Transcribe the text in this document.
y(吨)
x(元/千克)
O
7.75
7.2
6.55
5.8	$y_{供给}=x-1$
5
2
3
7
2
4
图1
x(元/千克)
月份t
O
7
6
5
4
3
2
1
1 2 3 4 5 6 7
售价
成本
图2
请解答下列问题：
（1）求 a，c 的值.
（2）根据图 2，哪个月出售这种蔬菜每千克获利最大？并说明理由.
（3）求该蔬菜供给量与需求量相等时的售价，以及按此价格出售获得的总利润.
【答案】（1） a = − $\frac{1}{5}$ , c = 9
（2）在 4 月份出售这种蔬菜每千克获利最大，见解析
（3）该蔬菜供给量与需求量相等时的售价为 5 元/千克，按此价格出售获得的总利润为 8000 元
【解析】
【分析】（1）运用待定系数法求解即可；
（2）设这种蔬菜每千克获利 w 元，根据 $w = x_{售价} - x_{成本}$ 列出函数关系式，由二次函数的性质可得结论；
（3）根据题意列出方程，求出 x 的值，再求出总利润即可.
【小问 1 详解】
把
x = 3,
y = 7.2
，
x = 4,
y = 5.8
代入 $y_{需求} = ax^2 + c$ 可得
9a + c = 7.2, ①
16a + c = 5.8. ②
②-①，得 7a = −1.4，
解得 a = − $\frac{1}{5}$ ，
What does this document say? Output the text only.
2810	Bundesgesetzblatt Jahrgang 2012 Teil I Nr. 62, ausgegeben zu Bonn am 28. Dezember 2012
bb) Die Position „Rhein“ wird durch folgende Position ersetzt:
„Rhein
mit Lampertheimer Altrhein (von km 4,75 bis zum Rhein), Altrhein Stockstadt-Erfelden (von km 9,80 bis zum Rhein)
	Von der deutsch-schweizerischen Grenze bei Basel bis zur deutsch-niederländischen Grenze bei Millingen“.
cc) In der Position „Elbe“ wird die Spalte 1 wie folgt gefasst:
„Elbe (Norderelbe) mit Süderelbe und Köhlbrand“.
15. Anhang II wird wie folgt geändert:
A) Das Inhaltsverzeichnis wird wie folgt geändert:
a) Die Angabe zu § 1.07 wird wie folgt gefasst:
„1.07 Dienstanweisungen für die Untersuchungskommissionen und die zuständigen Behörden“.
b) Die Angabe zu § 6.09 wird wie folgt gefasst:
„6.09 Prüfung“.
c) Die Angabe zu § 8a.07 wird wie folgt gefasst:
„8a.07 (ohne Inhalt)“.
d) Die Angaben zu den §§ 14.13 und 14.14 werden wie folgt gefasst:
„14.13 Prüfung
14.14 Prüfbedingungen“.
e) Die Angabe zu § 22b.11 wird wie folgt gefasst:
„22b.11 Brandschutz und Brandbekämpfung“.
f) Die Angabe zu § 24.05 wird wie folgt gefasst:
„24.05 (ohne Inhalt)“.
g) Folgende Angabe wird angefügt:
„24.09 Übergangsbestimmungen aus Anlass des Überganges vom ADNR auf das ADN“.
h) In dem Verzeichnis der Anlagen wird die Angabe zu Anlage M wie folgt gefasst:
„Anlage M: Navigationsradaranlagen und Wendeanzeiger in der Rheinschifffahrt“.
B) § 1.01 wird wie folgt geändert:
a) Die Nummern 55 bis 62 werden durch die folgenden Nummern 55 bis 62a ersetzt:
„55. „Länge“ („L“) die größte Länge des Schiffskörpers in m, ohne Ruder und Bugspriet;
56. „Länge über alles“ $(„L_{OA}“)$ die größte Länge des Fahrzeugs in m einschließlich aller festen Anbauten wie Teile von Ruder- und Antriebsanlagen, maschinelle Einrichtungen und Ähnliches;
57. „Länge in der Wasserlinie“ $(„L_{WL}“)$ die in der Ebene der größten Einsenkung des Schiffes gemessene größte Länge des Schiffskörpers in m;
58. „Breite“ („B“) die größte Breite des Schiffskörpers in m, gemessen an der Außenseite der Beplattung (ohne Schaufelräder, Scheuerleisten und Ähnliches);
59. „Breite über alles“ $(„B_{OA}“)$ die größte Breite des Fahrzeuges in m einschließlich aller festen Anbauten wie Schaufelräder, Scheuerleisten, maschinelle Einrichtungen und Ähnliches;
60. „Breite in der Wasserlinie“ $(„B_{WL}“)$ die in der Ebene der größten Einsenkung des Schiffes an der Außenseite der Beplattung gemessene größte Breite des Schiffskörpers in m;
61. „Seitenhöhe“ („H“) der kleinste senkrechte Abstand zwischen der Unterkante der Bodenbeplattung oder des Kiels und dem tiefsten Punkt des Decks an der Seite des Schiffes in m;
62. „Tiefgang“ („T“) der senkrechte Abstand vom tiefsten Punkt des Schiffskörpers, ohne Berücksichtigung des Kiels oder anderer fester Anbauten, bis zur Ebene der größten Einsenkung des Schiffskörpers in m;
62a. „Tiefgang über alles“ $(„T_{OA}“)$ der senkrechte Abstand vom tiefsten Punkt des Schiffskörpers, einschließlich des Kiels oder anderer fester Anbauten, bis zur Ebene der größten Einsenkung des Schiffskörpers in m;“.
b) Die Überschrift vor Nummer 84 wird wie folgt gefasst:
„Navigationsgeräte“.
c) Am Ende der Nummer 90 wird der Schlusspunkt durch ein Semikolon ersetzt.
■ ■ ■
§ **Given task**
Report each line of the material above where the word "Elbe" appears.

§ **Written answer**
cc) In der Position „Elbe“ wird die Spalte 1 wie folgt gefasst:
„Elbe (Norderelbe) mit Süderelbe und Köhlbrand“.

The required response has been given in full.